(Figure dataset records)
————
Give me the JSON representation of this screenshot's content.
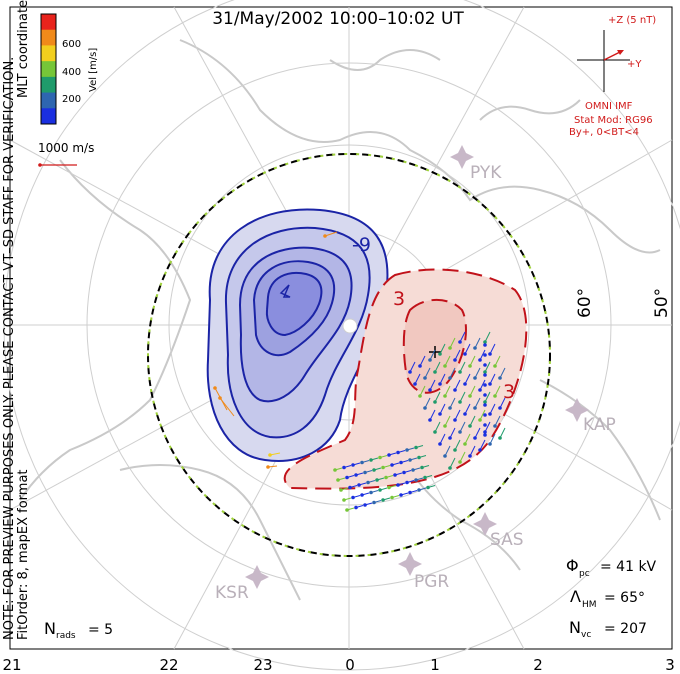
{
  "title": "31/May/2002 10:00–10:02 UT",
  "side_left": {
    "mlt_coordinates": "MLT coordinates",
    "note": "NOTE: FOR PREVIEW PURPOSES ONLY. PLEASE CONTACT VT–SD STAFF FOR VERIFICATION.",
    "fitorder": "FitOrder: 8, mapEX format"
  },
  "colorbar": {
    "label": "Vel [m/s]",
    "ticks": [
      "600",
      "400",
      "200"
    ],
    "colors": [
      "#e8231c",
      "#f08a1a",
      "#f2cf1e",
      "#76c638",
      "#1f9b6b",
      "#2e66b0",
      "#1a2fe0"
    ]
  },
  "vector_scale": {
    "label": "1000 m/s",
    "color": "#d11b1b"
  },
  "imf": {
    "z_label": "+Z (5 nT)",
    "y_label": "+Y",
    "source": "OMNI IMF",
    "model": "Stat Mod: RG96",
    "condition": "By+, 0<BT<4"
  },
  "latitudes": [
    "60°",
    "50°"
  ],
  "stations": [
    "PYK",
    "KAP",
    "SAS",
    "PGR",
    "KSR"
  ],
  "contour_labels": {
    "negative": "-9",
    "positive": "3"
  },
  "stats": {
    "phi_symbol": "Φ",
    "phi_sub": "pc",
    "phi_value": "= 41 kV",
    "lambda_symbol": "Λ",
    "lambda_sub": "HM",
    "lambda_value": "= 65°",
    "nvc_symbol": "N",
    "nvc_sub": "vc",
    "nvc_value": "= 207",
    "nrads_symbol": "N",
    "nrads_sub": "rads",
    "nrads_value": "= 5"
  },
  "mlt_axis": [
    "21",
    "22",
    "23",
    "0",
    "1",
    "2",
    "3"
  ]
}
————
_What is expected:_
Every entry above should be duplicated exactly. Do not include the images.

_Worked solution:_
Give me the JSON representation of this screenshot's content.
{
  "title": "31/May/2002 10:00–10:02 UT",
  "side_left": {
    "mlt_coordinates": "MLT coordinates",
    "note": "NOTE: FOR PREVIEW PURPOSES ONLY. PLEASE CONTACT VT–SD STAFF FOR VERIFICATION.",
    "fitorder": "FitOrder: 8, mapEX format"
  },
  "colorbar": {
    "label": "Vel [m/s]",
    "ticks": [
      "600",
      "400",
      "200"
    ],
    "colors": [
      "#e8231c",
      "#f08a1a",
      "#f2cf1e",
      "#76c638",
      "#1f9b6b",
      "#2e66b0",
      "#1a2fe0"
    ]
  },
  "vector_scale": {
    "label": "1000 m/s",
    "color": "#d11b1b"
  },
  "imf": {
    "z_label": "+Z (5 nT)",
    "y_label": "+Y",
    "source": "OMNI IMF",
    "model": "Stat Mod: RG96",
    "condition": "By+, 0<BT<4"
  },
  "latitudes": [
    "60°",
    "50°"
  ],
  "stations": [
    "PYK",
    "KAP",
    "SAS",
    "PGR",
    "KSR"
  ],
  "contour_labels": {
    "negative": "-9",
    "positive": "3"
  },
  "stats": {
    "phi_symbol": "Φ",
    "phi_sub": "pc",
    "phi_value": "= 41 kV",
    "lambda_symbol": "Λ",
    "lambda_sub": "HM",
    "lambda_value": "= 65°",
    "nvc_symbol": "N",
    "nvc_sub": "vc",
    "nvc_value": "= 207",
    "nrads_symbol": "N",
    "nrads_sub": "rads",
    "nrads_value": "= 5"
  },
  "mlt_axis": [
    "21",
    "22",
    "23",
    "0",
    "1",
    "2",
    "3"
  ]
}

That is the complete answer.